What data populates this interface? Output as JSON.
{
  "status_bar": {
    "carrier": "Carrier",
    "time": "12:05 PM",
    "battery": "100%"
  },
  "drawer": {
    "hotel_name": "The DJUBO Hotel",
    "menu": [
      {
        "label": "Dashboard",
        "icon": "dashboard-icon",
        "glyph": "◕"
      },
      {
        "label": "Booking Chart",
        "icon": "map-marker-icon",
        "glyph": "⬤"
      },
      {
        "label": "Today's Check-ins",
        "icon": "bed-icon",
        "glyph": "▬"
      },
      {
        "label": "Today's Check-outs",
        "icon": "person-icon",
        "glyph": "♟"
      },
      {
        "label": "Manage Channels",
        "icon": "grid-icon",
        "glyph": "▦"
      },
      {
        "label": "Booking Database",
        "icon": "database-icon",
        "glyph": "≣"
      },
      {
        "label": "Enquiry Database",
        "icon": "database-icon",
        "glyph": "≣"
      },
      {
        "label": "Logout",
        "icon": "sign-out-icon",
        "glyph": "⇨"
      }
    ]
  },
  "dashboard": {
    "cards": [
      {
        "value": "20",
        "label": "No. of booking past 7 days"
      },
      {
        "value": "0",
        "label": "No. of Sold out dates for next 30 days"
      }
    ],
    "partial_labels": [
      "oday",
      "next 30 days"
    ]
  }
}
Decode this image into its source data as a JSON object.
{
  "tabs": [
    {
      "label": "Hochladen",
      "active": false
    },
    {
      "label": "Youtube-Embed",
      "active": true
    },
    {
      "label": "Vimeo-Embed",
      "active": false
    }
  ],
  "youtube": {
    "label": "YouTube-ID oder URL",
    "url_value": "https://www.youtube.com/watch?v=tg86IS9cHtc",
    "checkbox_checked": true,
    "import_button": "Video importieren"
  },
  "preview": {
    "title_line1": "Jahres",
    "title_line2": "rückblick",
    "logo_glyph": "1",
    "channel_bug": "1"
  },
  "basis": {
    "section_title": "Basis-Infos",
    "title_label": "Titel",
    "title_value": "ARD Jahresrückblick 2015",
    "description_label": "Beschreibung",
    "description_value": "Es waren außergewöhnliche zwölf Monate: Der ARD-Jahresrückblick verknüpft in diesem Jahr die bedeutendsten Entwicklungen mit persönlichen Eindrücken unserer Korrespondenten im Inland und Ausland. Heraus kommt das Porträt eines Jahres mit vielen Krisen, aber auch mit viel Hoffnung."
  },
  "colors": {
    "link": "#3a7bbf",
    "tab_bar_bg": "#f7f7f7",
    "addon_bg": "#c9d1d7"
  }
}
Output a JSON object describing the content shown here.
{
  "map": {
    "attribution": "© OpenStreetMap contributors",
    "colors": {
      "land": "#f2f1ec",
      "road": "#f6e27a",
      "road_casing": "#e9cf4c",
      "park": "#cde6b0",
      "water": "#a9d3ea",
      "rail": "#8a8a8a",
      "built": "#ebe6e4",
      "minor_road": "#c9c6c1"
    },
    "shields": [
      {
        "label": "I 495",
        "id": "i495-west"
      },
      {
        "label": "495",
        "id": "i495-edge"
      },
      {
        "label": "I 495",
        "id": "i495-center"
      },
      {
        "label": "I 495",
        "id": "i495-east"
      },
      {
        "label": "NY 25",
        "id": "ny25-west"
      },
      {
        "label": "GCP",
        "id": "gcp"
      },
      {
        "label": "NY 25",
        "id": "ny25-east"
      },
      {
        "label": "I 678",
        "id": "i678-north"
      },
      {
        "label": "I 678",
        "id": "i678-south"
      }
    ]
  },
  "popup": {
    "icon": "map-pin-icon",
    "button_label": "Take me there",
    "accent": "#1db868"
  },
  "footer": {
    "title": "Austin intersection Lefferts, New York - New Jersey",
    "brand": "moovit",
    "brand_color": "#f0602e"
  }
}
--------------------------------
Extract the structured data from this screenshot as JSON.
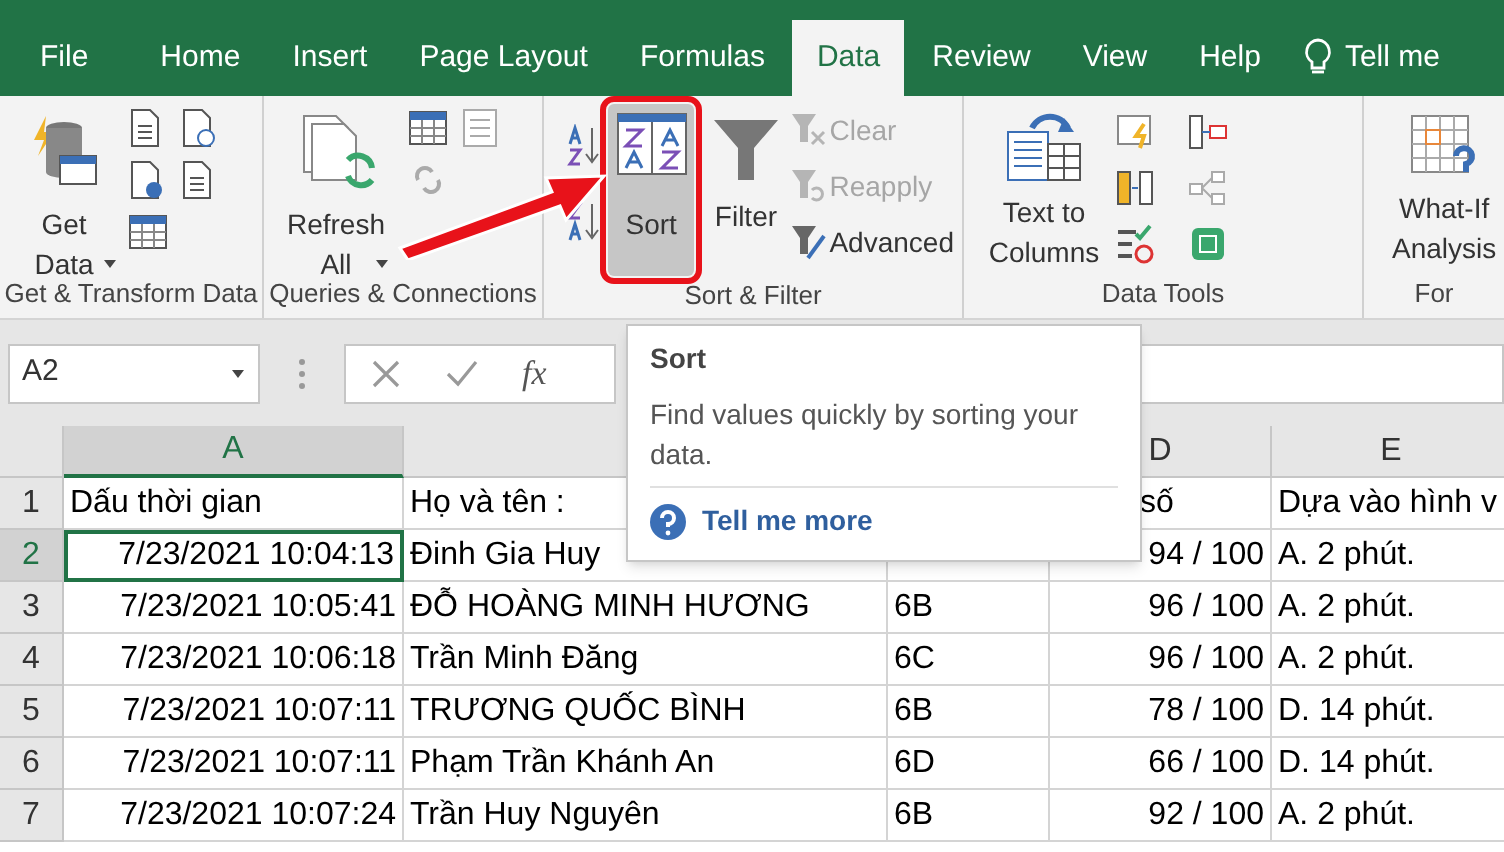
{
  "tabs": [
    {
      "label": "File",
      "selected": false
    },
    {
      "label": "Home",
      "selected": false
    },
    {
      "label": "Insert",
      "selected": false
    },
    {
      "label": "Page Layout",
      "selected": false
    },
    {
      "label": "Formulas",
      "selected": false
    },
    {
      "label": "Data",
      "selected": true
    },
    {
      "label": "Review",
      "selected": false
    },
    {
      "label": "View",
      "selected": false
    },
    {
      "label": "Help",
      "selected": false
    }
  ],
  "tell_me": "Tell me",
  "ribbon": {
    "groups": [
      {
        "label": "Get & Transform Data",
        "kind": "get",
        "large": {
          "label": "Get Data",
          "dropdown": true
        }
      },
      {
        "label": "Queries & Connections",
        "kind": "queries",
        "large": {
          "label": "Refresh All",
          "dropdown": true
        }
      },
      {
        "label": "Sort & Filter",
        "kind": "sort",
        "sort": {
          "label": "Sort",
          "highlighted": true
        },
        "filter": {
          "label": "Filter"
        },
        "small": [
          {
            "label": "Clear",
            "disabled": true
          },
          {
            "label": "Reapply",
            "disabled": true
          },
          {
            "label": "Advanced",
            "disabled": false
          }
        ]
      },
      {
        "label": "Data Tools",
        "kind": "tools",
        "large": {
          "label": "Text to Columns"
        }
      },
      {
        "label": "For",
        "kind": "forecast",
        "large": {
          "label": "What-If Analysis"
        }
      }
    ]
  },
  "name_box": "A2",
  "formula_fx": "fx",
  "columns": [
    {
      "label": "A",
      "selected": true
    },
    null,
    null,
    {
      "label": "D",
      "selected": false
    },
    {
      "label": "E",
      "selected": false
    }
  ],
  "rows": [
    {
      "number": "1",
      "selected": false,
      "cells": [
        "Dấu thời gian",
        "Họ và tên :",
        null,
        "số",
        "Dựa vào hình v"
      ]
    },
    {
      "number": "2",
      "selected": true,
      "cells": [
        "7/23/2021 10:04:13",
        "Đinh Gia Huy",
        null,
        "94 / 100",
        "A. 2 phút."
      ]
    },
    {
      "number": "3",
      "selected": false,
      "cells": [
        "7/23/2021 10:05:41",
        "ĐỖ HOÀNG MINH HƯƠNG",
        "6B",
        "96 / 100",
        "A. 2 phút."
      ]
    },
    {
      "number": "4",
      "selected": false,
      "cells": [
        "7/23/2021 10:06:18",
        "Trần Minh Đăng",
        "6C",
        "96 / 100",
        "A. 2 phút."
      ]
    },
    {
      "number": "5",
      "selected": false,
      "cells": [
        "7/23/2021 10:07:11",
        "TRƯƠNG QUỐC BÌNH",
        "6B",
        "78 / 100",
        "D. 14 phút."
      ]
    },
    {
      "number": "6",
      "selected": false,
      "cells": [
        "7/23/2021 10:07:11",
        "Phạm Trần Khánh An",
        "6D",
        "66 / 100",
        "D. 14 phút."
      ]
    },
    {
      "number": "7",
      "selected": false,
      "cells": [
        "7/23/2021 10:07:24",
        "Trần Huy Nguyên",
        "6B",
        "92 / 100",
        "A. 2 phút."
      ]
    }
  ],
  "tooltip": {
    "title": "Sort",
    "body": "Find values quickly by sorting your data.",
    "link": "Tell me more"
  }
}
--------------------------------
EXERCISE TASK
Among the lines of the listing, how many hold the string "this"? Respond with only the number.

FULL ANSWER
3